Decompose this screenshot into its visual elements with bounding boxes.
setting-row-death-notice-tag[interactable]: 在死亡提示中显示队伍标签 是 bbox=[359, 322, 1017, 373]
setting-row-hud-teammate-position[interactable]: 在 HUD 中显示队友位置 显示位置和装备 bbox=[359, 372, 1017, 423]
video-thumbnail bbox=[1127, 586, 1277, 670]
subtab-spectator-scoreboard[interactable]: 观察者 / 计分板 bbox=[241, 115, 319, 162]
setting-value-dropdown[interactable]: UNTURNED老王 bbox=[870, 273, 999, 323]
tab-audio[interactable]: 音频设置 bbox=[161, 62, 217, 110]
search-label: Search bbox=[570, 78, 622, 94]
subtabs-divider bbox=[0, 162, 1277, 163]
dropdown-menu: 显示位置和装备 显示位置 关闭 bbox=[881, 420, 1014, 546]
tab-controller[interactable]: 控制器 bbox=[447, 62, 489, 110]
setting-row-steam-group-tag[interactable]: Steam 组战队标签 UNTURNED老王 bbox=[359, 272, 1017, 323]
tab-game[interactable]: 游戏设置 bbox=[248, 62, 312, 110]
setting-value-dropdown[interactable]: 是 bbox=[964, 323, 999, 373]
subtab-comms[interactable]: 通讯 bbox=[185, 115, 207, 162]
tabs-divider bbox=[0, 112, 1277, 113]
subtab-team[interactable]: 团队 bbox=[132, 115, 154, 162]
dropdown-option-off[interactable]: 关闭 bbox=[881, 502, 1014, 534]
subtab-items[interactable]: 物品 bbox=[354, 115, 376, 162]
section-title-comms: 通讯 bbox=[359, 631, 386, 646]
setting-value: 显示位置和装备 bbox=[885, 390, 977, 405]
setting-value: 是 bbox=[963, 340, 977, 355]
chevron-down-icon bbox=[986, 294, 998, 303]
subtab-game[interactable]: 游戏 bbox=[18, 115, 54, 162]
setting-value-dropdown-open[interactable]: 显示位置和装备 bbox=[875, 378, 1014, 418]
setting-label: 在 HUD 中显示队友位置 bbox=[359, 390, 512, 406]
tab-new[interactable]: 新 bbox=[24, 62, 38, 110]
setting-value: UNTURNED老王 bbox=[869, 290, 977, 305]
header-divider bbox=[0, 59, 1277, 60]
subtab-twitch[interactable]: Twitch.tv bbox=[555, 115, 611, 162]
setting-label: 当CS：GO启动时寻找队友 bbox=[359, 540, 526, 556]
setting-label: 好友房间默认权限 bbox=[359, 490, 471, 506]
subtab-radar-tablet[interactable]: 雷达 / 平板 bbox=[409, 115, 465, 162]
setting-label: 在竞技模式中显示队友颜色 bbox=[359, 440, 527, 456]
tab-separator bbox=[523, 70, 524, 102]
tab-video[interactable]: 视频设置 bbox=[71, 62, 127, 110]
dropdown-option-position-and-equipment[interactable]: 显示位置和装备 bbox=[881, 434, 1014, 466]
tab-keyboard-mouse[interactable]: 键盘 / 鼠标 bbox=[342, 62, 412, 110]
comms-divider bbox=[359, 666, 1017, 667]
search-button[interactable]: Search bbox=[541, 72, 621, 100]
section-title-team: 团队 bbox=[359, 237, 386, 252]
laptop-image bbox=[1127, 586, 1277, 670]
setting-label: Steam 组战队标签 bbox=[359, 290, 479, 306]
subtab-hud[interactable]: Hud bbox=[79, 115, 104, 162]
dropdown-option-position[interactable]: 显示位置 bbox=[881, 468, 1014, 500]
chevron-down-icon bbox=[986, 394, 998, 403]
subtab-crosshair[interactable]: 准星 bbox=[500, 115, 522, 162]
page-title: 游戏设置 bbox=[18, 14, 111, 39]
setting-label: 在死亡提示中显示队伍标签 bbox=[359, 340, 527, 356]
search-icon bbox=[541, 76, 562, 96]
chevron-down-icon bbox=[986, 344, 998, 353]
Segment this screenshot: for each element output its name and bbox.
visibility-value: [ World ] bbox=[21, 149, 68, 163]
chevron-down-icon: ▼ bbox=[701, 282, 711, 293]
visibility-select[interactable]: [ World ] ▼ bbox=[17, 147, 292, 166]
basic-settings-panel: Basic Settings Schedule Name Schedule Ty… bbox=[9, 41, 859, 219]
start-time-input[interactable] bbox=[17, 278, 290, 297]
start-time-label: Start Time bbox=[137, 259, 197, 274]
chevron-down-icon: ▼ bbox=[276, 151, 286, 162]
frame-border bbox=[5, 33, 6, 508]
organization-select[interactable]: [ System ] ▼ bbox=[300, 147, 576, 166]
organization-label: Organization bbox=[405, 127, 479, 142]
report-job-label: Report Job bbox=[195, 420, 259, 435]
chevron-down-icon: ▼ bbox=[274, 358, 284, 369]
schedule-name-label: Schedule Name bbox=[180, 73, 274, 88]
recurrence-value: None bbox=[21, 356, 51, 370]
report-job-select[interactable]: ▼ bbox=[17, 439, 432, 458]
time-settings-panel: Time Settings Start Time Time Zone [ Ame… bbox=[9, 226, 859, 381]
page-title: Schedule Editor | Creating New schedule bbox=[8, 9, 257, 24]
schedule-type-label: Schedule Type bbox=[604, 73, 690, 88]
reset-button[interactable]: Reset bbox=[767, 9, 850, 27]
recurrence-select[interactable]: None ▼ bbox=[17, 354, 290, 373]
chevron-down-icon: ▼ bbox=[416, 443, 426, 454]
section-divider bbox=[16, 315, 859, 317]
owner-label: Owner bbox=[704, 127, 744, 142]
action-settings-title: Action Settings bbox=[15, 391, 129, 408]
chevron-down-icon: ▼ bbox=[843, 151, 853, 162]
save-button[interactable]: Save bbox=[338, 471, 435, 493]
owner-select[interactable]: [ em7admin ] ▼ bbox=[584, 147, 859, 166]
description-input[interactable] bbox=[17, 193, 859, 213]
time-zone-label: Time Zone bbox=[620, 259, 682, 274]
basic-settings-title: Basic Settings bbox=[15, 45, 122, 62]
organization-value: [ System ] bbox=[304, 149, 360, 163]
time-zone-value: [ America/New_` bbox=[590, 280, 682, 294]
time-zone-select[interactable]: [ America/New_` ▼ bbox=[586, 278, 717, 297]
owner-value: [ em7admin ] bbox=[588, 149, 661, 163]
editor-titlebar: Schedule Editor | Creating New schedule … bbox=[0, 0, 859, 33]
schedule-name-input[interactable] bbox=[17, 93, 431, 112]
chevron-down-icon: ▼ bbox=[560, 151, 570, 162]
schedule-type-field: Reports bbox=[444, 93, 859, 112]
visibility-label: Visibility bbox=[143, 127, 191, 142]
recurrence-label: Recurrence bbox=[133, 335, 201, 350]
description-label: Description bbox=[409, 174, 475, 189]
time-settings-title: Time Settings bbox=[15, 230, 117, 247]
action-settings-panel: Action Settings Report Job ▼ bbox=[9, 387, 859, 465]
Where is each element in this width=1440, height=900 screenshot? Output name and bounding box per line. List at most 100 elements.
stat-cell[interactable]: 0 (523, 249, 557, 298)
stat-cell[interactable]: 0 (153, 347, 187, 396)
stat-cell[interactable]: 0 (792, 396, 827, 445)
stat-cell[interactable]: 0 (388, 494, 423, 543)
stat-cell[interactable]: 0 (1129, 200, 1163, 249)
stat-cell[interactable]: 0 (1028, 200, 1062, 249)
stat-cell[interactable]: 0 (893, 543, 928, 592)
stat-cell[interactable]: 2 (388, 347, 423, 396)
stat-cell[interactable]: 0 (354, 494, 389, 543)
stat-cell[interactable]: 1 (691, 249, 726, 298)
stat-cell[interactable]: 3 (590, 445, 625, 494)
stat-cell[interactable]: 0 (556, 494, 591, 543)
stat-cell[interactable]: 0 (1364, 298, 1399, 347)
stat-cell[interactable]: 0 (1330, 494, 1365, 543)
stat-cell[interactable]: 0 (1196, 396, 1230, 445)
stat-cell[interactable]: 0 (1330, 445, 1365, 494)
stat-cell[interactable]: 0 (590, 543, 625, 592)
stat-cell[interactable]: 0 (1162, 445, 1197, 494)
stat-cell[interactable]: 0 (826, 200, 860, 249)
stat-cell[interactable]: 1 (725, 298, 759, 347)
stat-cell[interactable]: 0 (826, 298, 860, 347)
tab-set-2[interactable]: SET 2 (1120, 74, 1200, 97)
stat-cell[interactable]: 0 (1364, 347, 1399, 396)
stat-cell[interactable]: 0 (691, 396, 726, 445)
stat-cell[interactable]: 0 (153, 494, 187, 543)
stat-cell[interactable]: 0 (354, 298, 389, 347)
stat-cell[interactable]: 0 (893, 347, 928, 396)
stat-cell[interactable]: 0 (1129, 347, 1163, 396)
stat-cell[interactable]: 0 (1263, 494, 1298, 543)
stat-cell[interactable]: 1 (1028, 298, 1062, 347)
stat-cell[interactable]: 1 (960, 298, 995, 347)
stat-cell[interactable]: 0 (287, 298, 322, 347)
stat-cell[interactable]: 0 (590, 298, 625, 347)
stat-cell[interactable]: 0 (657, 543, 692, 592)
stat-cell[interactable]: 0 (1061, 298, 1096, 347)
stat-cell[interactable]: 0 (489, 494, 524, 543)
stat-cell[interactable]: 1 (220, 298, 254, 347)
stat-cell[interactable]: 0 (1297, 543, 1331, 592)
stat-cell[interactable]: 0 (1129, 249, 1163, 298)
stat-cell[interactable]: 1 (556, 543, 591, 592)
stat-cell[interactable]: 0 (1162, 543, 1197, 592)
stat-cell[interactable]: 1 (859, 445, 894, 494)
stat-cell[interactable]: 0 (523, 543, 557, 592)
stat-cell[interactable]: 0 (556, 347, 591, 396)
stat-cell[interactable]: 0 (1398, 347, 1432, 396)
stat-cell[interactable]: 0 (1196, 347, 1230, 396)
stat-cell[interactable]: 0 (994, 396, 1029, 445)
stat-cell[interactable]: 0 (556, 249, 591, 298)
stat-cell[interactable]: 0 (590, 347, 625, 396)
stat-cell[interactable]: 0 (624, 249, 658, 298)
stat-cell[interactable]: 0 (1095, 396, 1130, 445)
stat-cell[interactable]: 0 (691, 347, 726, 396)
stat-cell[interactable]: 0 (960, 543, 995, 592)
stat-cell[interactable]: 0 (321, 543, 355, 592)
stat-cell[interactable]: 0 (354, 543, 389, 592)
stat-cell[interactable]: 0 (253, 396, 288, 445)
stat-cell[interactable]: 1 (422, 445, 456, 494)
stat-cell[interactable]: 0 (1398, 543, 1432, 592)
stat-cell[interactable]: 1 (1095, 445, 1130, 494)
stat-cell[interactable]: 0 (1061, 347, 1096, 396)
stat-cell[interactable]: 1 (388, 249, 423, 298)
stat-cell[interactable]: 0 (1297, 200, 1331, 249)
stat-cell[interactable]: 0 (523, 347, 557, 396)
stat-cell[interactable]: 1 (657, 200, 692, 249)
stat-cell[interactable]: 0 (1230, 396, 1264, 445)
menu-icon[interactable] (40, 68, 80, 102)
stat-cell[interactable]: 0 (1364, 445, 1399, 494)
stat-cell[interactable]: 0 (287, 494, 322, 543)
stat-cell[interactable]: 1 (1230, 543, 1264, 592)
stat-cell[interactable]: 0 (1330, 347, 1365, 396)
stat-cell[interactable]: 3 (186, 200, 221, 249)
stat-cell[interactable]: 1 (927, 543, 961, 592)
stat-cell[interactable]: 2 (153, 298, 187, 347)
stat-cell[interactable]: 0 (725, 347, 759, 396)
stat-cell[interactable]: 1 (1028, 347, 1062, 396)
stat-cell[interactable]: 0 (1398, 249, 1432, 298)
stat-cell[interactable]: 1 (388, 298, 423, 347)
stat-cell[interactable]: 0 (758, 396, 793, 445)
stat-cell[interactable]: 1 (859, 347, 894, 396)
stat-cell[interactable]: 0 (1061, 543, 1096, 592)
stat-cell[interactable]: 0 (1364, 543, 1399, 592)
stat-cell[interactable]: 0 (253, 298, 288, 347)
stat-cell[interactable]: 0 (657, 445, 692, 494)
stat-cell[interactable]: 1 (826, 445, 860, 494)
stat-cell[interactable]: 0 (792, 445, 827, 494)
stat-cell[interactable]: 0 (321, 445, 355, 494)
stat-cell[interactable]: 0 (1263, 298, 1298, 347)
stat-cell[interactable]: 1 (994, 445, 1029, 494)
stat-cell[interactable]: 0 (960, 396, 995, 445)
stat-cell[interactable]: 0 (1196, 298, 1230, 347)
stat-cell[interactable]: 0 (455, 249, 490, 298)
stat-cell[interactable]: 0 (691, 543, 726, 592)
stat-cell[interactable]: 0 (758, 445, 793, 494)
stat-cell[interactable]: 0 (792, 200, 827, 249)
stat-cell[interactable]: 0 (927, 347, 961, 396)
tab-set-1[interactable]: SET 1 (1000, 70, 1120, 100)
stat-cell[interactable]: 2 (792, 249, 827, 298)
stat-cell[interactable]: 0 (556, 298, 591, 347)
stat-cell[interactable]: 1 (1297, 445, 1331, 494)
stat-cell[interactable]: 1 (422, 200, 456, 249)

____________________

→ Goal:
Starting at the top of the data and stopping after the line that contains "323, 999, 373]", write those lines out again with "setting-value-select" in place of "setting-value-dropdown" and everything else left the same. Give only those lines.

→ Right answer:
Decompose this screenshot into its visual elements with bounding boxes.
setting-row-death-notice-tag[interactable]: 在死亡提示中显示队伍标签 是 bbox=[359, 322, 1017, 373]
setting-row-hud-teammate-position[interactable]: 在 HUD 中显示队友位置 显示位置和装备 bbox=[359, 372, 1017, 423]
video-thumbnail bbox=[1127, 586, 1277, 670]
subtab-spectator-scoreboard[interactable]: 观察者 / 计分板 bbox=[241, 115, 319, 162]
setting-value-select[interactable]: UNTURNED老王 bbox=[870, 273, 999, 323]
tab-audio[interactable]: 音频设置 bbox=[161, 62, 217, 110]
search-label: Search bbox=[570, 78, 622, 94]
subtabs-divider bbox=[0, 162, 1277, 163]
dropdown-menu: 显示位置和装备 显示位置 关闭 bbox=[881, 420, 1014, 546]
tab-controller[interactable]: 控制器 bbox=[447, 62, 489, 110]
setting-row-steam-group-tag[interactable]: Steam 组战队标签 UNTURNED老王 bbox=[359, 272, 1017, 323]
tab-game[interactable]: 游戏设置 bbox=[248, 62, 312, 110]
setting-value-select[interactable]: 是 bbox=[964, 323, 999, 373]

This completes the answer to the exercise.